** begin **

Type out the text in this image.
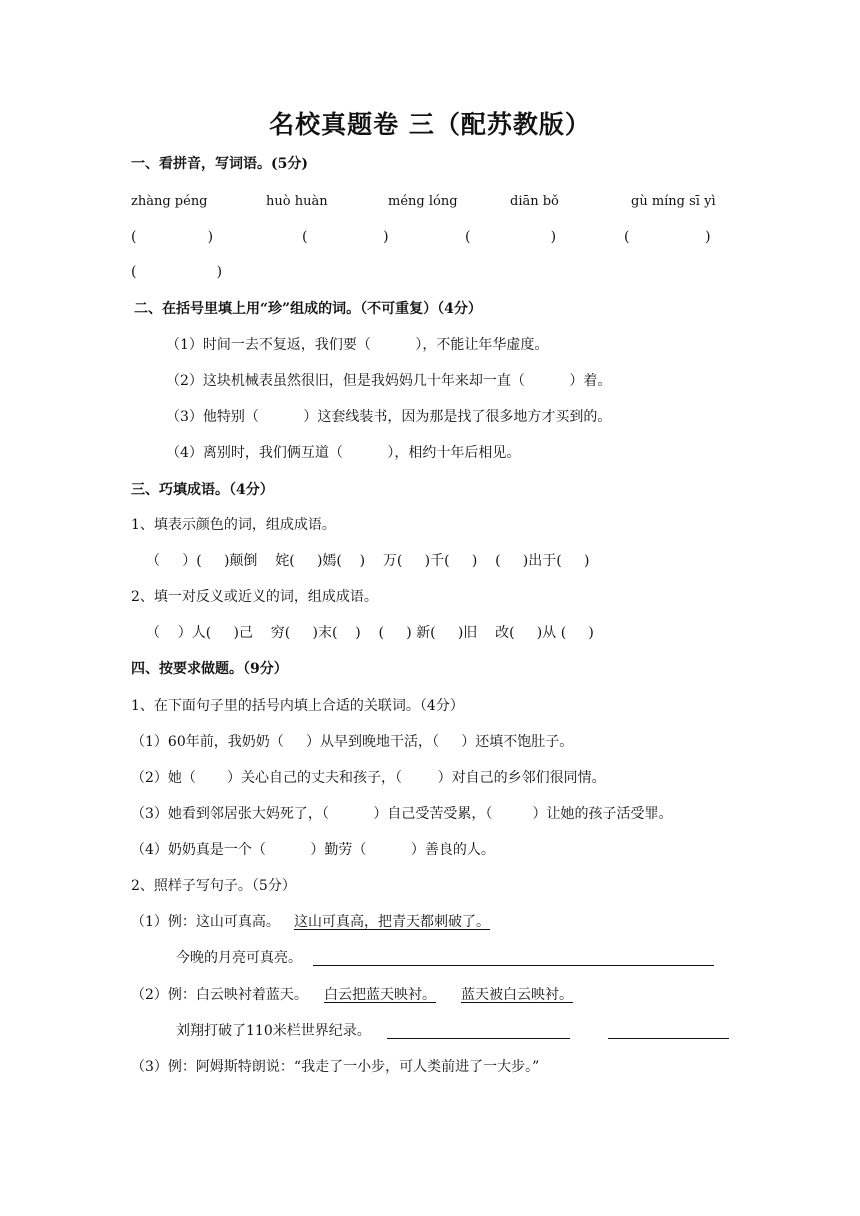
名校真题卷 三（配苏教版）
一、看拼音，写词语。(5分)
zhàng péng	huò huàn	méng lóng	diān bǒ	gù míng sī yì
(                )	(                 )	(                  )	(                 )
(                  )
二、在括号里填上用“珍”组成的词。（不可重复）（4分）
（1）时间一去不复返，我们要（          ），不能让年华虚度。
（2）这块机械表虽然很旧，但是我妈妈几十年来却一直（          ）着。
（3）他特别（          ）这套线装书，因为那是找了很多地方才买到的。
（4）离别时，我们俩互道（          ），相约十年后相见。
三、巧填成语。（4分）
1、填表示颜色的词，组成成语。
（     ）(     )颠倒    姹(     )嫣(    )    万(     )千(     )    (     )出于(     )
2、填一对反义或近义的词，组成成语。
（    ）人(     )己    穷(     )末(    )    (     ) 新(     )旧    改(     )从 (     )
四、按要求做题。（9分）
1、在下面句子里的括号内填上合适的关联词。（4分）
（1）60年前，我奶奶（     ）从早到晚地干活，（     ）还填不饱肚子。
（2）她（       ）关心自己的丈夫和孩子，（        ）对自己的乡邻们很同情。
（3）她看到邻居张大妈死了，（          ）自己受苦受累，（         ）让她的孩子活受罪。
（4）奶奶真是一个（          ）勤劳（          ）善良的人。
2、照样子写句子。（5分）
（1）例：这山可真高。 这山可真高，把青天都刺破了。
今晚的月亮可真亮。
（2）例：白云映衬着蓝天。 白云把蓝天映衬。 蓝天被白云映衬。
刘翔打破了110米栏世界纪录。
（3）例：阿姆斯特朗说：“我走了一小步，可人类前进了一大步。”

** end **
** begin **

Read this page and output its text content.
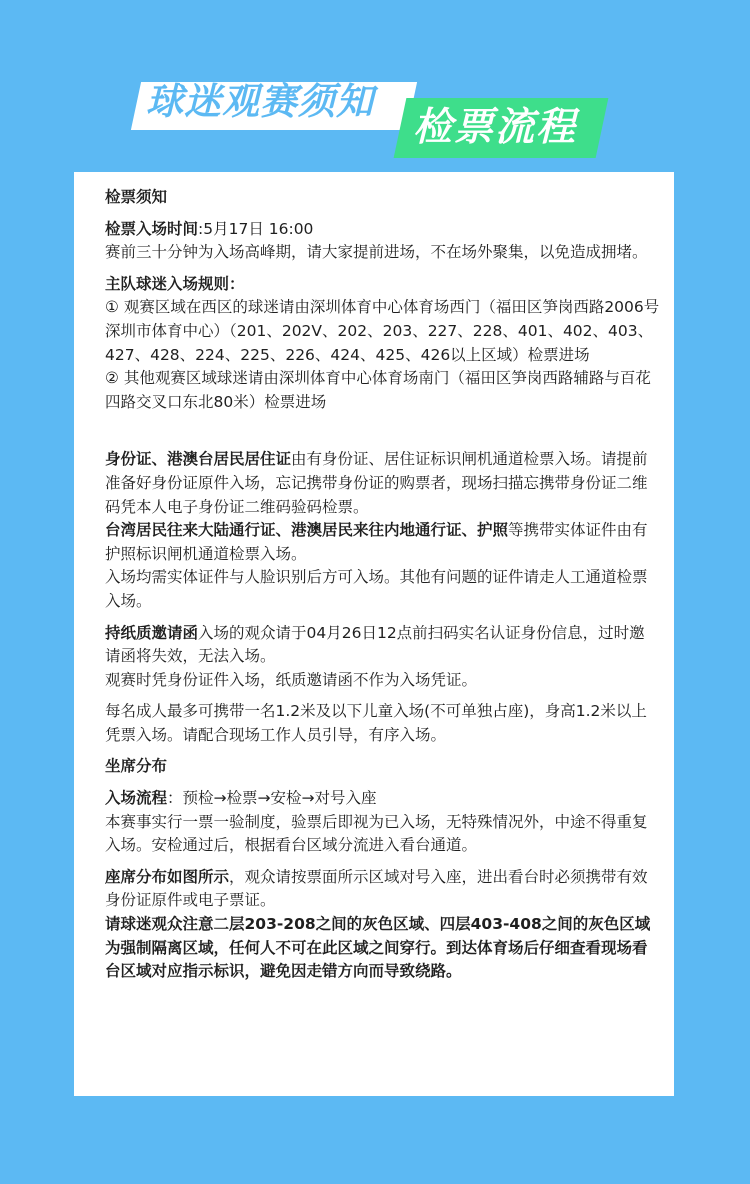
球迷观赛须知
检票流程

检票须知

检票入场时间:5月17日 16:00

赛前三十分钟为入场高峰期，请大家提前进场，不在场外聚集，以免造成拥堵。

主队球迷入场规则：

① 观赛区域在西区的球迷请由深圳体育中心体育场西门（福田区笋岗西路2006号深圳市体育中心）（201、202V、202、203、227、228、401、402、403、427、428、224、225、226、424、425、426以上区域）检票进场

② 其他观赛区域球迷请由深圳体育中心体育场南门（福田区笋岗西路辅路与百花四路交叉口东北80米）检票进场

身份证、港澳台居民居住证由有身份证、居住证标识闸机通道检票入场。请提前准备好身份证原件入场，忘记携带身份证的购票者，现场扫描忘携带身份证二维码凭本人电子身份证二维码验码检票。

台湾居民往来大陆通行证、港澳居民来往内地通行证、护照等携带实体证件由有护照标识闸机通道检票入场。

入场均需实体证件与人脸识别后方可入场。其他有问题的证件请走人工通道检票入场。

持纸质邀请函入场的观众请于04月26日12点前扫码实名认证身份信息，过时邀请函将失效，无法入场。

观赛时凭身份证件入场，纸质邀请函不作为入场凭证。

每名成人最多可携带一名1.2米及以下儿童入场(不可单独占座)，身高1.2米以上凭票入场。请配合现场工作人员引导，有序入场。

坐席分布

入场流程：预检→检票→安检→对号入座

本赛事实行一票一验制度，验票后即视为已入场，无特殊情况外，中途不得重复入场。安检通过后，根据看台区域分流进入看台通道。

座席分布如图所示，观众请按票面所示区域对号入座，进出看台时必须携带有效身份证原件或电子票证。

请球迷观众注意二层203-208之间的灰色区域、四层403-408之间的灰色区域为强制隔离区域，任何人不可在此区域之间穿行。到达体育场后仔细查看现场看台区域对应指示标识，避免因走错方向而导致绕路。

** end **
** begin **

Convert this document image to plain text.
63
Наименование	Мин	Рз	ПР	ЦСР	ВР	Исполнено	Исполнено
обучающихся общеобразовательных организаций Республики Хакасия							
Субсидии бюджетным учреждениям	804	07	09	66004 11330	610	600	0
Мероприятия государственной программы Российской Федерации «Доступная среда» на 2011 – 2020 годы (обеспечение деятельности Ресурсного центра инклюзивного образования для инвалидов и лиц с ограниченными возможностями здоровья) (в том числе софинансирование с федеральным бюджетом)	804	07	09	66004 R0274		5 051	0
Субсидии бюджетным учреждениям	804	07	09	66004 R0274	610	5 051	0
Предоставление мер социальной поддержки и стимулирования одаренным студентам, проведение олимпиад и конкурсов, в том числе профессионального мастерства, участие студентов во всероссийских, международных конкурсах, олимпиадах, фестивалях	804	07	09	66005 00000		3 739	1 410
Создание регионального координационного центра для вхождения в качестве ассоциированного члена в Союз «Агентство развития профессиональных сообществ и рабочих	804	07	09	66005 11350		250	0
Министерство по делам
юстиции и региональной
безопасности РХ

** end **

### Set task
Return, from the data, each line that has the word "бюджетным" in it.

### Solution to this problem
Субсидии бюджетным учреждениям	804	07	09	66004 11330	610	600	0
Субсидии бюджетным учреждениям	804	07	09	66004 R0274	610	5 051	0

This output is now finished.